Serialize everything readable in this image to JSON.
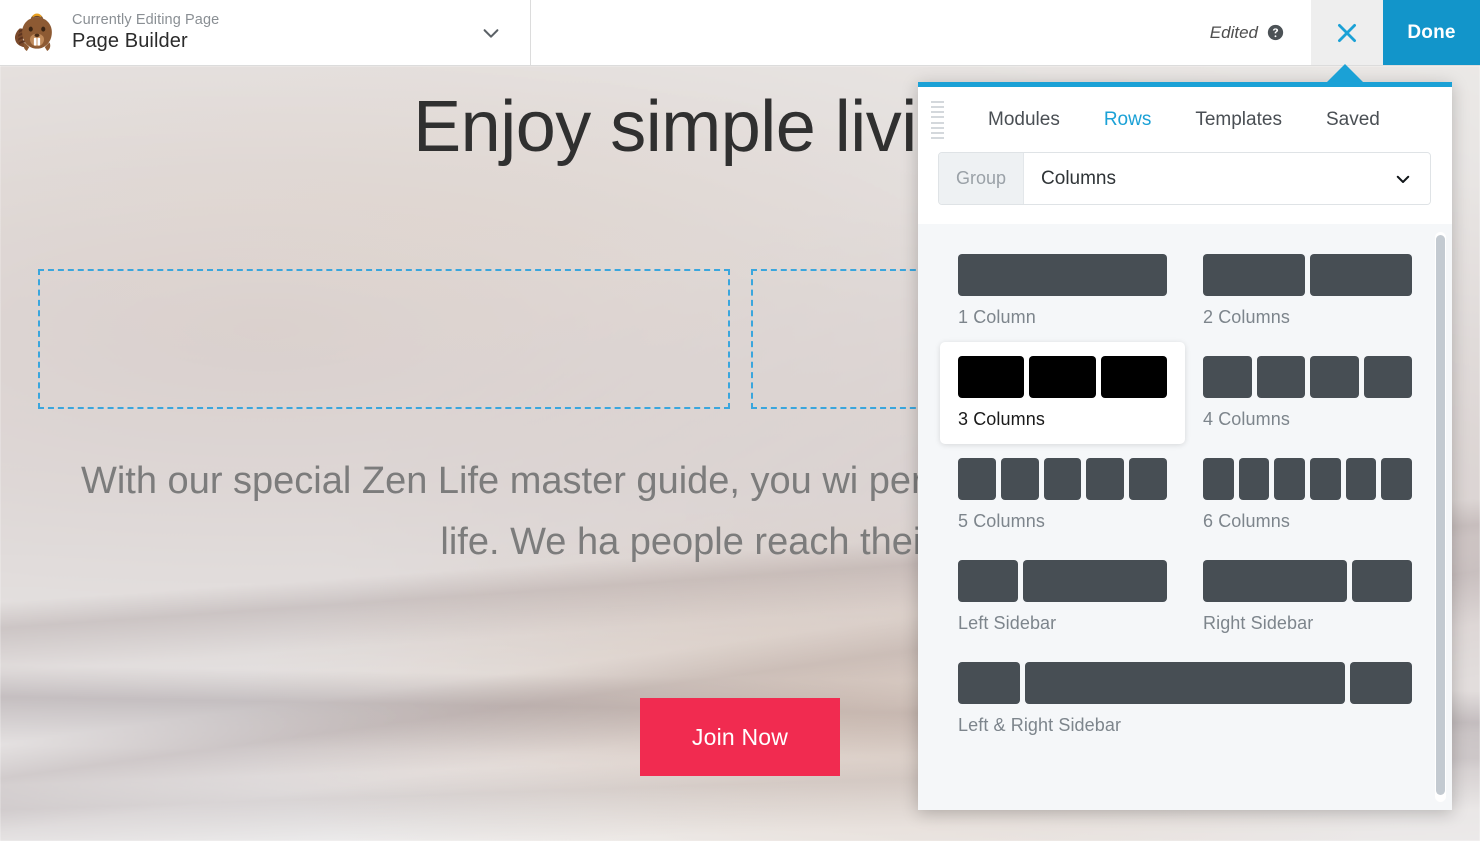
{
  "adminbar": {
    "logo_icon": "beaver-builder-logo",
    "eyebrow": "Currently Editing Page",
    "title": "Page Builder",
    "chevron_icon": "chevron-down-icon",
    "edited_label": "Edited",
    "help_icon": "help-circle-icon",
    "close_icon": "close-x-icon",
    "done_label": "Done",
    "accent_color": "#1295ca",
    "close_bg": "#eeeeee"
  },
  "page": {
    "heading": "Enjoy simple living w",
    "paragraph": "With our special Zen Life master guide, you wi person living a simple and easy life. We ha people reach their poten",
    "cta_label": "Join Now",
    "cta_color": "#f12b50",
    "placeholder_outline_color": "#3aa6dd",
    "placeholder_count": 2
  },
  "panel": {
    "pointer_color": "#1ba1d6",
    "border_top_color": "#1ba1d6",
    "grip_icon": "drag-grip-icon",
    "tabs": [
      {
        "label": "Modules",
        "active": false
      },
      {
        "label": "Rows",
        "active": true
      },
      {
        "label": "Templates",
        "active": false
      },
      {
        "label": "Saved",
        "active": false
      }
    ],
    "group": {
      "label": "Group",
      "value": "Columns",
      "chevron_icon": "chevron-down-icon"
    },
    "rows": [
      {
        "label": "1 Column",
        "weights": [
          1
        ],
        "full": false,
        "hovered": false
      },
      {
        "label": "2 Columns",
        "weights": [
          1,
          1
        ],
        "full": false,
        "hovered": false
      },
      {
        "label": "3 Columns",
        "weights": [
          1,
          1,
          1
        ],
        "full": false,
        "hovered": true
      },
      {
        "label": "4 Columns",
        "weights": [
          1,
          1,
          1,
          1
        ],
        "full": false,
        "hovered": false
      },
      {
        "label": "5 Columns",
        "weights": [
          1,
          1,
          1,
          1,
          1
        ],
        "full": false,
        "hovered": false
      },
      {
        "label": "6 Columns",
        "weights": [
          1,
          1,
          1,
          1,
          1,
          1
        ],
        "full": false,
        "hovered": false
      },
      {
        "label": "Left Sidebar",
        "weights": [
          1,
          2.4
        ],
        "full": false,
        "hovered": false
      },
      {
        "label": "Right Sidebar",
        "weights": [
          2.4,
          1
        ],
        "full": false,
        "hovered": false
      },
      {
        "label": "Left & Right Sidebar",
        "weights": [
          1,
          5.2,
          1
        ],
        "full": true,
        "hovered": false
      }
    ],
    "scrollbar": {
      "thumb_color": "#c3cad1"
    }
  }
}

> [SHORT EXERCISE]: Filter the entries down to the lines containing "chevron". Copy each of those lines.

> [RESPONSE FOR THIS EXERCISE]:
    "chevron_icon": "chevron-down-icon",
      "chevron_icon": "chevron-down-icon"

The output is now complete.